WRITTEN EXERCISE =
Reply with one number: the count of lines in the listing that contain the string "maggio".
━━━ EXCERPTED RECORDS
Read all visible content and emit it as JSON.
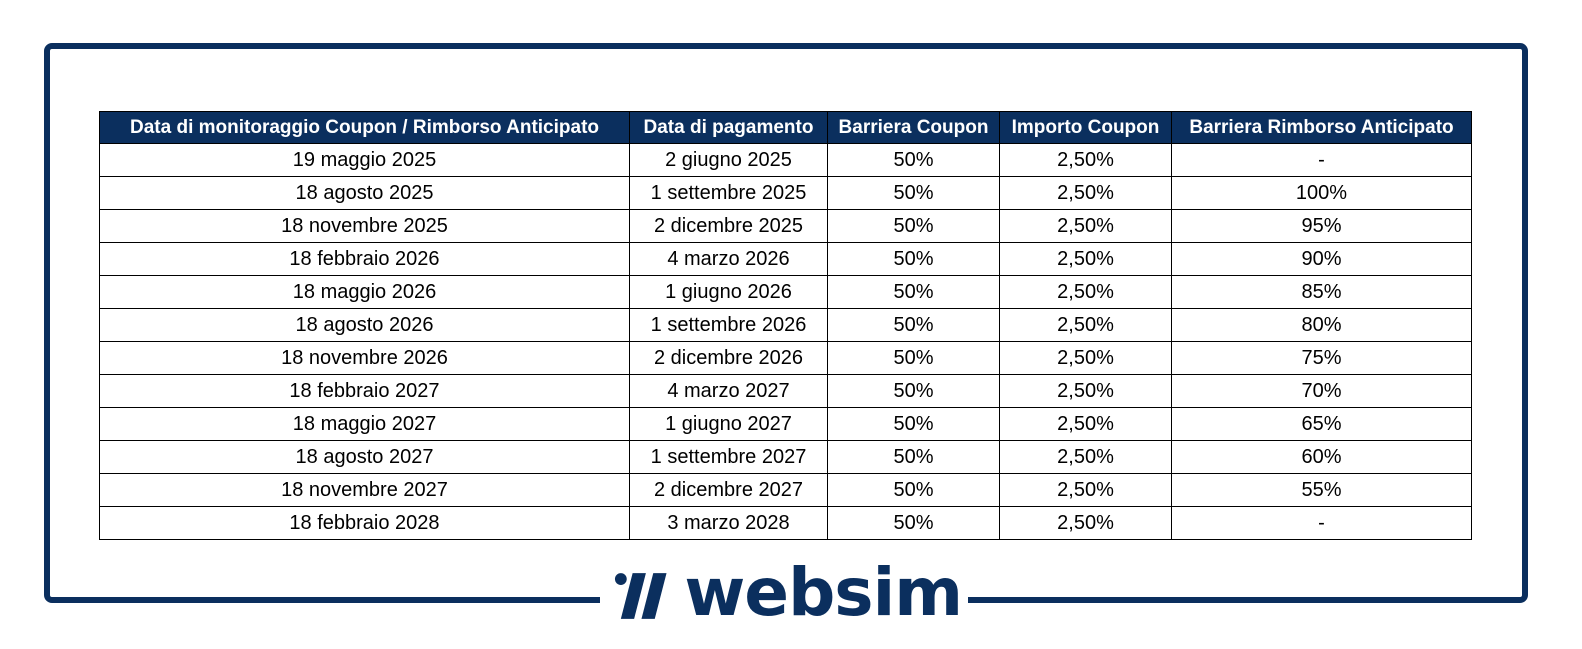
{
  "table": {
    "headers": [
      "Data di monitoraggio Coupon / Rimborso Anticipato",
      "Data di pagamento",
      "Barriera Coupon",
      "Importo Coupon",
      "Barriera Rimborso Anticipato"
    ],
    "rows": [
      [
        "19 maggio 2025",
        "2 giugno 2025",
        "50%",
        "2,50%",
        "-"
      ],
      [
        "18 agosto 2025",
        "1 settembre 2025",
        "50%",
        "2,50%",
        "100%"
      ],
      [
        "18 novembre 2025",
        "2 dicembre 2025",
        "50%",
        "2,50%",
        "95%"
      ],
      [
        "18 febbraio 2026",
        "4 marzo 2026",
        "50%",
        "2,50%",
        "90%"
      ],
      [
        "18 maggio 2026",
        "1 giugno 2026",
        "50%",
        "2,50%",
        "85%"
      ],
      [
        "18 agosto 2026",
        "1 settembre 2026",
        "50%",
        "2,50%",
        "80%"
      ],
      [
        "18 novembre 2026",
        "2 dicembre 2026",
        "50%",
        "2,50%",
        "75%"
      ],
      [
        "18 febbraio 2027",
        "4 marzo 2027",
        "50%",
        "2,50%",
        "70%"
      ],
      [
        "18 maggio 2027",
        "1 giugno 2027",
        "50%",
        "2,50%",
        "65%"
      ],
      [
        "18 agosto 2027",
        "1 settembre 2027",
        "50%",
        "2,50%",
        "60%"
      ],
      [
        "18 novembre 2027",
        "2 dicembre 2027",
        "50%",
        "2,50%",
        "55%"
      ],
      [
        "18 febbraio 2028",
        "3 marzo 2028",
        "50%",
        "2,50%",
        "-"
      ]
    ]
  },
  "logo": {
    "text": "websim",
    "icon": "websim-logo-mark"
  },
  "colors": {
    "brand": "#0b2f5e",
    "header_text": "#ffffff",
    "border": "#000000"
  }
}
━━━━━━
THE REPLY =
3